*STATED EXERCISE*
Render the records below as a Markdown table with the columns Number and Record line, one row per line and blank lines omitted. Leave the pictures out of the table.

Extracted records
———

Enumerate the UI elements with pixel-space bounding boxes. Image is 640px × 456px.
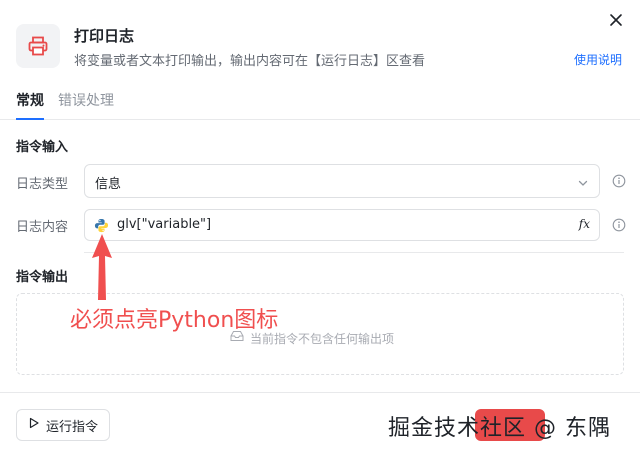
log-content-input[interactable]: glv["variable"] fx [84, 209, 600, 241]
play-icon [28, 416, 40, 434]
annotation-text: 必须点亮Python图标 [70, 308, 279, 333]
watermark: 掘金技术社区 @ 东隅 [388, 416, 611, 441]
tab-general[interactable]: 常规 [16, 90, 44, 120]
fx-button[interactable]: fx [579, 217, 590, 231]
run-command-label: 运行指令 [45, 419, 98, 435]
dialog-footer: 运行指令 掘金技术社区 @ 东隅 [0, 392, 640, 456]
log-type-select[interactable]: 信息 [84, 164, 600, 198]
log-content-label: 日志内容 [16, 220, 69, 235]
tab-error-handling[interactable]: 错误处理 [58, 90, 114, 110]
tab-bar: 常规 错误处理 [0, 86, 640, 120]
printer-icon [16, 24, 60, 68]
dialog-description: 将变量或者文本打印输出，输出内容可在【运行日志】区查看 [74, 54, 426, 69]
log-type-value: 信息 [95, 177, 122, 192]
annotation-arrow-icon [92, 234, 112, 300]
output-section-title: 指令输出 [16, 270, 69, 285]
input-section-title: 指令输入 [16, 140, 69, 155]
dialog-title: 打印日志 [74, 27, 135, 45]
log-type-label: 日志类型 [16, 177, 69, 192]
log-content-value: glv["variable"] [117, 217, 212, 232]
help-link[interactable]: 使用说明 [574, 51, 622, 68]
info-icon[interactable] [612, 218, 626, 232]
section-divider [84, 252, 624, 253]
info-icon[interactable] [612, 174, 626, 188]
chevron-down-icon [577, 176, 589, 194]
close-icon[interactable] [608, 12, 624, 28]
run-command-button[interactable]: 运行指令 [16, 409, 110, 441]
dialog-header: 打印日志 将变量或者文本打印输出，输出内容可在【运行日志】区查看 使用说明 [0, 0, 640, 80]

———

*PROBLEM SOLUTION*
| Number | Record line |
|---|---|
| 1 | Enumerate the UI elements with pixel-space bounding boxes. Image is 640px × 456px. |
| 2 | log-content-input[interactable]: glv["variable"] fx [84, 209, 600, 241] |
| 3 | play-icon [28, 416, 40, 434] |
| 4 | annotation-text: 必须点亮Python图标 [70, 308, 279, 333] |
| 5 | watermark: 掘金技术社区 @ 东隅 [388, 416, 611, 441] |
| 6 | tab-general[interactable]: 常规 [16, 90, 44, 120] |
| 7 | fx-button[interactable]: fx [579, 217, 590, 231] |
| 8 | run-command-label: 运行指令 [45, 419, 98, 435] |
| 9 | dialog-footer: 运行指令 掘金技术社区 @ 东隅 [0, 392, 640, 456] |
| 10 | log-type-select[interactable]: 信息 [84, 164, 600, 198] |
| 11 | log-content-label: 日志内容 [16, 220, 69, 235] |
| 12 | tab-error-handling[interactable]: 错误处理 [58, 90, 114, 110] |
| 13 | tab-bar: 常规 错误处理 [0, 86, 640, 120] |
| 14 | printer-icon [16, 24, 60, 68] |
| 15 | dialog-description: 将变量或者文本打印输出，输出内容可在【运行日志】区查看 [74, 54, 426, 69] |
| 16 | log-type-value: 信息 [95, 177, 122, 192] |
| 17 | annotation-arrow-icon [92, 234, 112, 300] |
| 18 | output-section-title: 指令输出 [16, 270, 69, 285] |
| 19 | input-section-title: 指令输入 [16, 140, 69, 155] |
| 20 | dialog-title: 打印日志 [74, 27, 135, 45] |
| 21 | log-type-label: 日志类型 [16, 177, 69, 192] |
| 22 | log-content-value: glv["variable"] [117, 217, 212, 232] |
| 23 | help-link[interactable]: 使用说明 [574, 51, 622, 68] |
| 24 | info-icon[interactable] [612, 218, 626, 232] |
| 25 | section-divider [84, 252, 624, 253] |
| 26 | info-icon[interactable] [612, 174, 626, 188] |
| 27 | chevron-down-icon [577, 176, 589, 194] |
| 28 | close-icon[interactable] [608, 12, 624, 28] |
| 29 | run-command-button[interactable]: 运行指令 [16, 409, 110, 441] |
| 30 | dialog-header: 打印日志 将变量或者文本打印输出，输出内容可在【运行日志】区查看 使用说明 [0, 0, 640, 80] |